**YOUR OBJECTIVE:** Return all the entries word for word.

*** Opening of INFORMATION ***

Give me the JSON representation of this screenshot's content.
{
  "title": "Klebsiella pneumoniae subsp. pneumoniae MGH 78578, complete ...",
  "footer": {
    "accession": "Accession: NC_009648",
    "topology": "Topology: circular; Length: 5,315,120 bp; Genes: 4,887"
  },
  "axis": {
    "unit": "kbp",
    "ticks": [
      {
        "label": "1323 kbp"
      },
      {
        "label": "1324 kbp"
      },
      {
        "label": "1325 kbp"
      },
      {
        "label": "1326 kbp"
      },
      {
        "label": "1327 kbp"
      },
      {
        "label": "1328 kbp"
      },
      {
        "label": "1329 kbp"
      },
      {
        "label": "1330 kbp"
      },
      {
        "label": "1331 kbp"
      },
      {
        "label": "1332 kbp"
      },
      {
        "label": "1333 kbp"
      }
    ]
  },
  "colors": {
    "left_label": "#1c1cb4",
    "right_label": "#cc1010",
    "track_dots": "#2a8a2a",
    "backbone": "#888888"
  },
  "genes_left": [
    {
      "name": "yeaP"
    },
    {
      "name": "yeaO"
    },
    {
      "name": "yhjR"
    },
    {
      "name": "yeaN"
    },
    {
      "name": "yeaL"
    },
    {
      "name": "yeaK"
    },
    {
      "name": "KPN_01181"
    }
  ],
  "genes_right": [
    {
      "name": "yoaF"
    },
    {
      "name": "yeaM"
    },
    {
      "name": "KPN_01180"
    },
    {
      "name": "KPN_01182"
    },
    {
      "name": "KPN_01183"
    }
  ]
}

*** Close of INFORMATION ***

**RESPONSE TO THE TASK:**
Give me the JSON representation of this screenshot's content.
{
  "title": "Klebsiella pneumoniae subsp. pneumoniae MGH 78578, complete ...",
  "footer": {
    "accession": "Accession: NC_009648",
    "topology": "Topology: circular; Length: 5,315,120 bp; Genes: 4,887"
  },
  "axis": {
    "unit": "kbp",
    "ticks": [
      {
        "label": "1323 kbp"
      },
      {
        "label": "1324 kbp"
      },
      {
        "label": "1325 kbp"
      },
      {
        "label": "1326 kbp"
      },
      {
        "label": "1327 kbp"
      },
      {
        "label": "1328 kbp"
      },
      {
        "label": "1329 kbp"
      },
      {
        "label": "1330 kbp"
      },
      {
        "label": "1331 kbp"
      },
      {
        "label": "1332 kbp"
      },
      {
        "label": "1333 kbp"
      }
    ]
  },
  "colors": {
    "left_label": "#1c1cb4",
    "right_label": "#cc1010",
    "track_dots": "#2a8a2a",
    "backbone": "#888888"
  },
  "genes_left": [
    {
      "name": "yeaP"
    },
    {
      "name": "yeaO"
    },
    {
      "name": "yhjR"
    },
    {
      "name": "yeaN"
    },
    {
      "name": "yeaL"
    },
    {
      "name": "yeaK"
    },
    {
      "name": "KPN_01181"
    }
  ],
  "genes_right": [
    {
      "name": "yoaF"
    },
    {
      "name": "yeaM"
    },
    {
      "name": "KPN_01180"
    },
    {
      "name": "KPN_01182"
    },
    {
      "name": "KPN_01183"
    }
  ]
}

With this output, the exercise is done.